TASK TO CARRY OUT. Copy each line below that includes "ejecutar".

Dataset items

- - - - -

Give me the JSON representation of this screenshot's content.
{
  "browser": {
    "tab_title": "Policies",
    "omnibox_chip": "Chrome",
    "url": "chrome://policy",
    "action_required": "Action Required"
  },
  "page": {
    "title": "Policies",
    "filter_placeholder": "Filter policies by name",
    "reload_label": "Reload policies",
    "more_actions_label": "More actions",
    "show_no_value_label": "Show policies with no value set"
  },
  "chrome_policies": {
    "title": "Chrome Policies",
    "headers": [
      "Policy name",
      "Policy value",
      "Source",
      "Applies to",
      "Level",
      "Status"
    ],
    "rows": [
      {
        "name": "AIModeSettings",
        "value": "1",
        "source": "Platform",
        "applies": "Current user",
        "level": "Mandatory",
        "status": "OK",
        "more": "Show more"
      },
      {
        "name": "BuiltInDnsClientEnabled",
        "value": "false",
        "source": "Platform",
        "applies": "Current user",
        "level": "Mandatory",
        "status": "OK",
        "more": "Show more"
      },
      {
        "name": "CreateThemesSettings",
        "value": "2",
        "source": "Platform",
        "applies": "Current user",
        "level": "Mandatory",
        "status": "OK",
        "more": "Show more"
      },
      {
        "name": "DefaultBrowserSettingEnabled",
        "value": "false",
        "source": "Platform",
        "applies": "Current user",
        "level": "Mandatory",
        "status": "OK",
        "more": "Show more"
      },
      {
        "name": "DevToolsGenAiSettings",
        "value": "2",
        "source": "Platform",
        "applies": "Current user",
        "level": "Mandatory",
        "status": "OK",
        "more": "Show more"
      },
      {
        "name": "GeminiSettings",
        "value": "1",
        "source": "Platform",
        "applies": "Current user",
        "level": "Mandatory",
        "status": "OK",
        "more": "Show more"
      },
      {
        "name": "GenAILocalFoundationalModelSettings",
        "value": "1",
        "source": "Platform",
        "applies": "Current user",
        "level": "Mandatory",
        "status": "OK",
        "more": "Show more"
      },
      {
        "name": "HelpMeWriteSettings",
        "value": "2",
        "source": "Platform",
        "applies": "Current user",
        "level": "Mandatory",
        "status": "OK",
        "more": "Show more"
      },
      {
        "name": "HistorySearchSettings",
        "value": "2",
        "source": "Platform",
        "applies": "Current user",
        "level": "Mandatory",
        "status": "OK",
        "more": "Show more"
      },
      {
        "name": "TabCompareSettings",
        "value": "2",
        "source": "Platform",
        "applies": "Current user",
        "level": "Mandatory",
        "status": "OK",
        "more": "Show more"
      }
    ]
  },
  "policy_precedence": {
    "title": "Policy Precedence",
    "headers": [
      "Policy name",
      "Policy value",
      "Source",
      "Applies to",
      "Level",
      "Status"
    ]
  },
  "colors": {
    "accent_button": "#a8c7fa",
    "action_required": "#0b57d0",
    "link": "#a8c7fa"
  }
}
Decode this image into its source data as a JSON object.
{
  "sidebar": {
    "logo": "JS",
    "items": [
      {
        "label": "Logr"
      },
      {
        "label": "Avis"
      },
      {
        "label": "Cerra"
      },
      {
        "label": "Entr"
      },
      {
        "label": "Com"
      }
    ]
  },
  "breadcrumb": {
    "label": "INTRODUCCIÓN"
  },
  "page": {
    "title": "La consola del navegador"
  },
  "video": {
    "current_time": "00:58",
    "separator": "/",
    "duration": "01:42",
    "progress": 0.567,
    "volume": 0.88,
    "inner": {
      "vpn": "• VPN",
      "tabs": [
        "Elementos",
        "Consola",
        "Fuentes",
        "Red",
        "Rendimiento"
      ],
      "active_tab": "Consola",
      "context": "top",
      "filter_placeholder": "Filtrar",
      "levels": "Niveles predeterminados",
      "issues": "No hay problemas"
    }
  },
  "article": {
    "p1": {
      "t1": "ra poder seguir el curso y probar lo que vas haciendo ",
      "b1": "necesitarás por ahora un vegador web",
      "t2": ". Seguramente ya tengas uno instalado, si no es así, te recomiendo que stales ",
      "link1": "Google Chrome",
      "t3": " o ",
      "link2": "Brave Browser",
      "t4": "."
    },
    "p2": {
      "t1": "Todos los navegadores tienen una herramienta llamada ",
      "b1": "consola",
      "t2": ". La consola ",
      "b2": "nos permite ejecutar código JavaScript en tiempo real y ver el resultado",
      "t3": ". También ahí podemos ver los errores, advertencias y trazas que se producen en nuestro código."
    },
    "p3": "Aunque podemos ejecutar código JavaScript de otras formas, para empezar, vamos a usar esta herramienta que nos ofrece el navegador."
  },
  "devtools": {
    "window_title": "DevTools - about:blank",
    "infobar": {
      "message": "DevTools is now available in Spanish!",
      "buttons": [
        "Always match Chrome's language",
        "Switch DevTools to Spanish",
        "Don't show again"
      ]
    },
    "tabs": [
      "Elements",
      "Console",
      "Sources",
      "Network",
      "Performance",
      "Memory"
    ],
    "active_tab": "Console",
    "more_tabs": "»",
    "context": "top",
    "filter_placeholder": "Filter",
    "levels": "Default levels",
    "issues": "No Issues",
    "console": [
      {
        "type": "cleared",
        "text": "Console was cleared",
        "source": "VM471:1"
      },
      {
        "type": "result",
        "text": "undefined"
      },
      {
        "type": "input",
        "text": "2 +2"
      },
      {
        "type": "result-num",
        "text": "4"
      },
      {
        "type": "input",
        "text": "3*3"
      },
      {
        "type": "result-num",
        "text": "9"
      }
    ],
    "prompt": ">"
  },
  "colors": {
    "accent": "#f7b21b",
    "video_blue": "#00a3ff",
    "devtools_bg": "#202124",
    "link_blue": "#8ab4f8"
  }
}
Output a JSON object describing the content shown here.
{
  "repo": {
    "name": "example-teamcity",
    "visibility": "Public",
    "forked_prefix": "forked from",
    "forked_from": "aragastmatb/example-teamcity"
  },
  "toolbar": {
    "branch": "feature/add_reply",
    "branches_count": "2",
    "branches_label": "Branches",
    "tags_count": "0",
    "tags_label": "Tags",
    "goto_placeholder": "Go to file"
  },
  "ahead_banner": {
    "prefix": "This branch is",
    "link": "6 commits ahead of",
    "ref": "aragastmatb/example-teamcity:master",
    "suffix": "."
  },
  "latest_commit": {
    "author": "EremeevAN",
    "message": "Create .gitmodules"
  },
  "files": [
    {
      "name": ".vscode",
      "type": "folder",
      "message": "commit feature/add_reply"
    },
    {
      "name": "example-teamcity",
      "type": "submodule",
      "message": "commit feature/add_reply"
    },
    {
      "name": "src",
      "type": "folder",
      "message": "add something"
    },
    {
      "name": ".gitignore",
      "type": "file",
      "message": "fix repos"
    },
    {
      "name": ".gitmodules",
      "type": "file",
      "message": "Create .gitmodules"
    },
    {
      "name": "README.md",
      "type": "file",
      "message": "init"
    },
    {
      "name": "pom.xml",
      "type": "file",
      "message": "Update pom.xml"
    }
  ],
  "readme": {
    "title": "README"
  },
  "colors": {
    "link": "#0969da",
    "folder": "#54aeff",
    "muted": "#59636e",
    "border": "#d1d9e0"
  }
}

- - - - -

SOLUTION TO THE PROBLEM.
      "b2": "nos permite ejecutar código JavaScript en tiempo real y ver el resultado",
    "p3": "Aunque podemos ejecutar código JavaScript de otras formas, para empezar, vamos a usar esta herramienta que nos ofrece el navegador."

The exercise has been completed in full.